Aim:
Reproduce the listing below verbatim, starting at its first line and ending at the line containing "x-tick-label: 2 xyxy=(124,530,130,540)", with both of those lines included.

Material supplied:

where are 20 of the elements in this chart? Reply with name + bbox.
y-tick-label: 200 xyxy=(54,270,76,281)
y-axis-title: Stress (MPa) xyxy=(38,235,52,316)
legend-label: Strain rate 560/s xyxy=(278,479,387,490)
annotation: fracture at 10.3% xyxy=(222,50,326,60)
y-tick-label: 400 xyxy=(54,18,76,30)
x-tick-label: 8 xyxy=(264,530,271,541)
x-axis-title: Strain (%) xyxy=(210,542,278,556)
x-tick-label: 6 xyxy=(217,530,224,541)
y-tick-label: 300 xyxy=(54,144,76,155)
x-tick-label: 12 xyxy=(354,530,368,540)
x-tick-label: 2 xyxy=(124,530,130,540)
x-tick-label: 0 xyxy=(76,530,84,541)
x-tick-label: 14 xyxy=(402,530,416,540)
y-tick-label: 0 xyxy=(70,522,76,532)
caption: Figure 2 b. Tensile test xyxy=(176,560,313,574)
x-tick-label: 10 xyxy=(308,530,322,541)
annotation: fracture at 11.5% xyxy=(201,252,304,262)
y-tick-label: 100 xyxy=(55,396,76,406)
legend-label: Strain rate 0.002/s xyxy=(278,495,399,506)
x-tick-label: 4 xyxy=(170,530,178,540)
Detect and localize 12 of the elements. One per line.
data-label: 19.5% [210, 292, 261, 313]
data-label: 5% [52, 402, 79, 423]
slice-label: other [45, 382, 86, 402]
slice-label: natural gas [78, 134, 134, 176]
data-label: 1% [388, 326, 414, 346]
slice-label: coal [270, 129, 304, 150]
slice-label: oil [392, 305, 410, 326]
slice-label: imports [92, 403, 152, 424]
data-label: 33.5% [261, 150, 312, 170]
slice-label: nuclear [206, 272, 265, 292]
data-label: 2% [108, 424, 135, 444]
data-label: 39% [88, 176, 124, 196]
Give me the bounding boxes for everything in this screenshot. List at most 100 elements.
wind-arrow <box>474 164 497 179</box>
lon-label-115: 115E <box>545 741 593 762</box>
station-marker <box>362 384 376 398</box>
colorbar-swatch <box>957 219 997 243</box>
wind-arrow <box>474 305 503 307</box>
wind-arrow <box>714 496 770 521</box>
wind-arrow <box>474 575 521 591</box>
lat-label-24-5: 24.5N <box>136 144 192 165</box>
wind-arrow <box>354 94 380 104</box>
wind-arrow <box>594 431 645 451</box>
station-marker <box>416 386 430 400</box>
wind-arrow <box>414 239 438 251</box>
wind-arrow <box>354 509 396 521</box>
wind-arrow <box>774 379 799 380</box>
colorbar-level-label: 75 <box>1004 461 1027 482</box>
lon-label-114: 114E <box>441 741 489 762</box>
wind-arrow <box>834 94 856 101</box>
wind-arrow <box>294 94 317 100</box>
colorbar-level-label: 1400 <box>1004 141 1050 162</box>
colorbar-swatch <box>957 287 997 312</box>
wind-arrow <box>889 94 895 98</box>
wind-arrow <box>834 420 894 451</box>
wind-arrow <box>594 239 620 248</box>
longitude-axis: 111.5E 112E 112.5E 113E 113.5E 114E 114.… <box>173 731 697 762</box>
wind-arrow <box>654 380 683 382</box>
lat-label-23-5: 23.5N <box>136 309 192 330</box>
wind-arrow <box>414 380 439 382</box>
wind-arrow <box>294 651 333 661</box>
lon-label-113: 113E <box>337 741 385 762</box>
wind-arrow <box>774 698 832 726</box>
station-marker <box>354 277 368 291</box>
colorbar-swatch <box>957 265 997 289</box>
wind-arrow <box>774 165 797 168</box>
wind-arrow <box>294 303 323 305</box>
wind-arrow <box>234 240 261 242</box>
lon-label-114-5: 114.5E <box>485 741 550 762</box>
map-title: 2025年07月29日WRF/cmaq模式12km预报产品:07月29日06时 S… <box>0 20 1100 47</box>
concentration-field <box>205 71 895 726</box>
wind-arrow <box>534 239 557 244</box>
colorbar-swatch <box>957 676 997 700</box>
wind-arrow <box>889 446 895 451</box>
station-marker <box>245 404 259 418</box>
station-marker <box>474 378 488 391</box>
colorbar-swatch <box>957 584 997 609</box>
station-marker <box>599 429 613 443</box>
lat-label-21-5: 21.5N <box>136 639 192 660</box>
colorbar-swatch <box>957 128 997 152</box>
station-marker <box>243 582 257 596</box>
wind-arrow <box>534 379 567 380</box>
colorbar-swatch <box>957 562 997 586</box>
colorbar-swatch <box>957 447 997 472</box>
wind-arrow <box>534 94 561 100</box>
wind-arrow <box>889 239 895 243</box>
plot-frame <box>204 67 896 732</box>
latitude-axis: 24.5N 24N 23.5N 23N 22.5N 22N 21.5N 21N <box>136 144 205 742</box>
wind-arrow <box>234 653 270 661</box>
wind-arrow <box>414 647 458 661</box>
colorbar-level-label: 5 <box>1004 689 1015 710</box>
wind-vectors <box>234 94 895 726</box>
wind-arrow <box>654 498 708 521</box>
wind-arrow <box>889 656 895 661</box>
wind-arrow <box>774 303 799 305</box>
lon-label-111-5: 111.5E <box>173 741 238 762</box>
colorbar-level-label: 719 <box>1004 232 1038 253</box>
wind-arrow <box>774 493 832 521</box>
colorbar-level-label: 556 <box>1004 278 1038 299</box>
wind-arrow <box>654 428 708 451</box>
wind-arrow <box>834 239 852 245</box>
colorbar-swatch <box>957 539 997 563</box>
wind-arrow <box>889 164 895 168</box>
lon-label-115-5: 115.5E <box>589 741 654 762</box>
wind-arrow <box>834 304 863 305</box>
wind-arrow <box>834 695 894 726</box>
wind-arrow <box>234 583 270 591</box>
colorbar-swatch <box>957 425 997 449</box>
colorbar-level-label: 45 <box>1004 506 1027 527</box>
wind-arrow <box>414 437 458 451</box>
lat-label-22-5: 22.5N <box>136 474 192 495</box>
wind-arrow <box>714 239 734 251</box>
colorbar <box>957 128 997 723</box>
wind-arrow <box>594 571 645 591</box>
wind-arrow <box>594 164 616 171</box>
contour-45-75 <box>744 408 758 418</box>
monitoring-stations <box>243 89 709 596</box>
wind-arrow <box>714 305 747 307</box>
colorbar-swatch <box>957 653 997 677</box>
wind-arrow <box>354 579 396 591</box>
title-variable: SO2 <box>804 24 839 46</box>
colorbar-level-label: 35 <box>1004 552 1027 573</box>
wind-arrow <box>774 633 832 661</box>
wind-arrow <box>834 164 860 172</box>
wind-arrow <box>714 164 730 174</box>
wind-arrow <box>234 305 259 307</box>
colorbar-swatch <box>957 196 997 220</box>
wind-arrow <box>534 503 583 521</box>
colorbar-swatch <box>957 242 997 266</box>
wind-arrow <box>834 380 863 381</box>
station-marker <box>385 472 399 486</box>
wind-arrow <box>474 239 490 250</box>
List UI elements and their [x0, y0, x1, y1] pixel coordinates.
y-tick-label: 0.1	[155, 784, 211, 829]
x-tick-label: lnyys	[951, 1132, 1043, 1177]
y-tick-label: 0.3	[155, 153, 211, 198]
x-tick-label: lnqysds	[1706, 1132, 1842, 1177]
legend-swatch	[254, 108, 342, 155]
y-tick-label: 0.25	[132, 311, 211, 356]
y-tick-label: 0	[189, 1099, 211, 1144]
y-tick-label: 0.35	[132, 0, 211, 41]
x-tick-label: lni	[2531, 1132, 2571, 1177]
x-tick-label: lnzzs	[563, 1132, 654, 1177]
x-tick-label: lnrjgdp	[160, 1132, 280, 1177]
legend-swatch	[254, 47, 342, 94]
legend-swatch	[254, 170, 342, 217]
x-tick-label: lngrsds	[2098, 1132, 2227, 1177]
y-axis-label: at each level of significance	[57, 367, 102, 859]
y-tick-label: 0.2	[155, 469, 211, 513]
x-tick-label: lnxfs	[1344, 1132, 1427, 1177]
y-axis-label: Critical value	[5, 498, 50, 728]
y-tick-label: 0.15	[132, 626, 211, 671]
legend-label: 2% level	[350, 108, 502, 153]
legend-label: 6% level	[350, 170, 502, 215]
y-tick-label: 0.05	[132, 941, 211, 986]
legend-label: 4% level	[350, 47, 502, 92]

Solution for this exercise:
where are 20 of the elements in this chart? Reply with name + bbox.
y-tick-label: 200 xyxy=(54,270,76,281)
y-axis-title: Stress (MPa) xyxy=(38,235,52,316)
legend-label: Strain rate 560/s xyxy=(278,479,387,490)
annotation: fracture at 10.3% xyxy=(222,50,326,60)
y-tick-label: 400 xyxy=(54,18,76,30)
x-tick-label: 8 xyxy=(264,530,271,541)
x-axis-title: Strain (%) xyxy=(210,542,278,556)
x-tick-label: 6 xyxy=(217,530,224,541)
y-tick-label: 300 xyxy=(54,144,76,155)
x-tick-label: 12 xyxy=(354,530,368,540)
x-tick-label: 2 xyxy=(124,530,130,540)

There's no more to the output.